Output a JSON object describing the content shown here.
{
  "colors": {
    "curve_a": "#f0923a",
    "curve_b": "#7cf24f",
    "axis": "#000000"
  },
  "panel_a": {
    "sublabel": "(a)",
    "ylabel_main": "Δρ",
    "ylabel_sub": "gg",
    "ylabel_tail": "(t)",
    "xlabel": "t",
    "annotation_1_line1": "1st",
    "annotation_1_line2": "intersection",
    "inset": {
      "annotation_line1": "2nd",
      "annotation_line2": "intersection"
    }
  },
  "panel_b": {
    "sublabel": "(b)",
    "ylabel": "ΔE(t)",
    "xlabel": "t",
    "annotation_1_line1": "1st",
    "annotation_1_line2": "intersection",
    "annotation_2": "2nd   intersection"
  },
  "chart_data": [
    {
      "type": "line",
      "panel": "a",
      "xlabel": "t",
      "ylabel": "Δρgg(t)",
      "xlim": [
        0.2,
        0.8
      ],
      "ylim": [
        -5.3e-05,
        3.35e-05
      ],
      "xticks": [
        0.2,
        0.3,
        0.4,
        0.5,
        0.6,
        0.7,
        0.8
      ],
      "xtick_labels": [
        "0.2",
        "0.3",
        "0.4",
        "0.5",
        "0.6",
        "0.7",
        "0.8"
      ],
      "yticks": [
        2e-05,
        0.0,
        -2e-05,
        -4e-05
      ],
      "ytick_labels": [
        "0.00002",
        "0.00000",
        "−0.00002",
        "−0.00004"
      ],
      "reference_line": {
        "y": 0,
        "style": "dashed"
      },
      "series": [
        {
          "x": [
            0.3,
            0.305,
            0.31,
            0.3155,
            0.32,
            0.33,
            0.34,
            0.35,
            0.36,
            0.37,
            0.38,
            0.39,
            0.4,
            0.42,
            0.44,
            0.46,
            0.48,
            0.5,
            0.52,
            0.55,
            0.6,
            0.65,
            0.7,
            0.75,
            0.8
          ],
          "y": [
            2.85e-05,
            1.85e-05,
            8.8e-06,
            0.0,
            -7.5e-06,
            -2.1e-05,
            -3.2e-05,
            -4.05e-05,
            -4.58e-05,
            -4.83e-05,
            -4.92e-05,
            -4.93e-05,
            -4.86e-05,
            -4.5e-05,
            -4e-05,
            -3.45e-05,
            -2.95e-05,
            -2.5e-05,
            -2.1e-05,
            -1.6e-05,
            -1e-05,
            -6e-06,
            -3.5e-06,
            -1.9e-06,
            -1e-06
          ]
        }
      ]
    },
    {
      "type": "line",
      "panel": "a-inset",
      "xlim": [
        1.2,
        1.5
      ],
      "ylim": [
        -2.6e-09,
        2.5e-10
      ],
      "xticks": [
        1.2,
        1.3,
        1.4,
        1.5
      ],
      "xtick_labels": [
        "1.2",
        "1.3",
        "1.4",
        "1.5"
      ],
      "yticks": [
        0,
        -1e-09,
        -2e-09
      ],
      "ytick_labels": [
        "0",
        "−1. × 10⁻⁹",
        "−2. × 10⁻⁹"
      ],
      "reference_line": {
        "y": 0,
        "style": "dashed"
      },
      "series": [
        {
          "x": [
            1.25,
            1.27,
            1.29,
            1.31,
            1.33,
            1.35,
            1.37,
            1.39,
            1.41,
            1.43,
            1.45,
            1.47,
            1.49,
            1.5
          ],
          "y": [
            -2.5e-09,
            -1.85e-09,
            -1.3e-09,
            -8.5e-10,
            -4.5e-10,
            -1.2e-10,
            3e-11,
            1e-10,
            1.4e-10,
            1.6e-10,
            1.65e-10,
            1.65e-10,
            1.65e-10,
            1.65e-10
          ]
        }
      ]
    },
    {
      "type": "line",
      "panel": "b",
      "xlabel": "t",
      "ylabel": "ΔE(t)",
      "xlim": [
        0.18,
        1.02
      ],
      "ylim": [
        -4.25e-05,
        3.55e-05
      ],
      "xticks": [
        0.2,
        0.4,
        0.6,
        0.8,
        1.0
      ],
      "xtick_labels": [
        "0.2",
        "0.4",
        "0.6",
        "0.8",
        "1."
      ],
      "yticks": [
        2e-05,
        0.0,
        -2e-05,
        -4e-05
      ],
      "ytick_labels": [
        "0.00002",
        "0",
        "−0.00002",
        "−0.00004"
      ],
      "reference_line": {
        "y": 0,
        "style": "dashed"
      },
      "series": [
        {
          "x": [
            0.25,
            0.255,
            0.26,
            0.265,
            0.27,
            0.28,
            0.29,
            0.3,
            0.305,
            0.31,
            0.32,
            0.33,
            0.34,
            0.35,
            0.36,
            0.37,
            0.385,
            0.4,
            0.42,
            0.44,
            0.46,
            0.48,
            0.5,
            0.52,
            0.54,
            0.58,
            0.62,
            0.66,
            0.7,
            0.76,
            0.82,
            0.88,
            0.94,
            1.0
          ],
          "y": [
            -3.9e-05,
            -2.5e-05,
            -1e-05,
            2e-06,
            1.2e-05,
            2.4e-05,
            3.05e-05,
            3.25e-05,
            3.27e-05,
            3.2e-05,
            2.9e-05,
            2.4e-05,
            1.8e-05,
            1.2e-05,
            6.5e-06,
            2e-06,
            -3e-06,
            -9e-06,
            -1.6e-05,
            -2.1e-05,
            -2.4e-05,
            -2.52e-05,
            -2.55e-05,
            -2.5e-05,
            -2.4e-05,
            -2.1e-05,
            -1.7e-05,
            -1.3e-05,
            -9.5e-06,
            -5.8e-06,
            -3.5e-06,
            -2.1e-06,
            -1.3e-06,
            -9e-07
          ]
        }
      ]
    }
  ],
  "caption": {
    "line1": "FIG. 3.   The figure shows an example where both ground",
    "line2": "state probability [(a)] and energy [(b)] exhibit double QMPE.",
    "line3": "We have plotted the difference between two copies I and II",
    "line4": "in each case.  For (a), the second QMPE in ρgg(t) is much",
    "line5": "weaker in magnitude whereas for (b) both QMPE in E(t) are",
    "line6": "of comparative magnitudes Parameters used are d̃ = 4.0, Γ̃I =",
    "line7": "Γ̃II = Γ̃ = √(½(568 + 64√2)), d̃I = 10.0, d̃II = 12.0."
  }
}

-----

Whichever lines contain the string "intersection", select and copy them.

§ **WRITTEN RESPONSE**
    "annotation_1_line2": "intersection",
      "annotation_line2": "intersection"
    "annotation_1_line2": "intersection",
    "annotation_2": "2nd   intersection"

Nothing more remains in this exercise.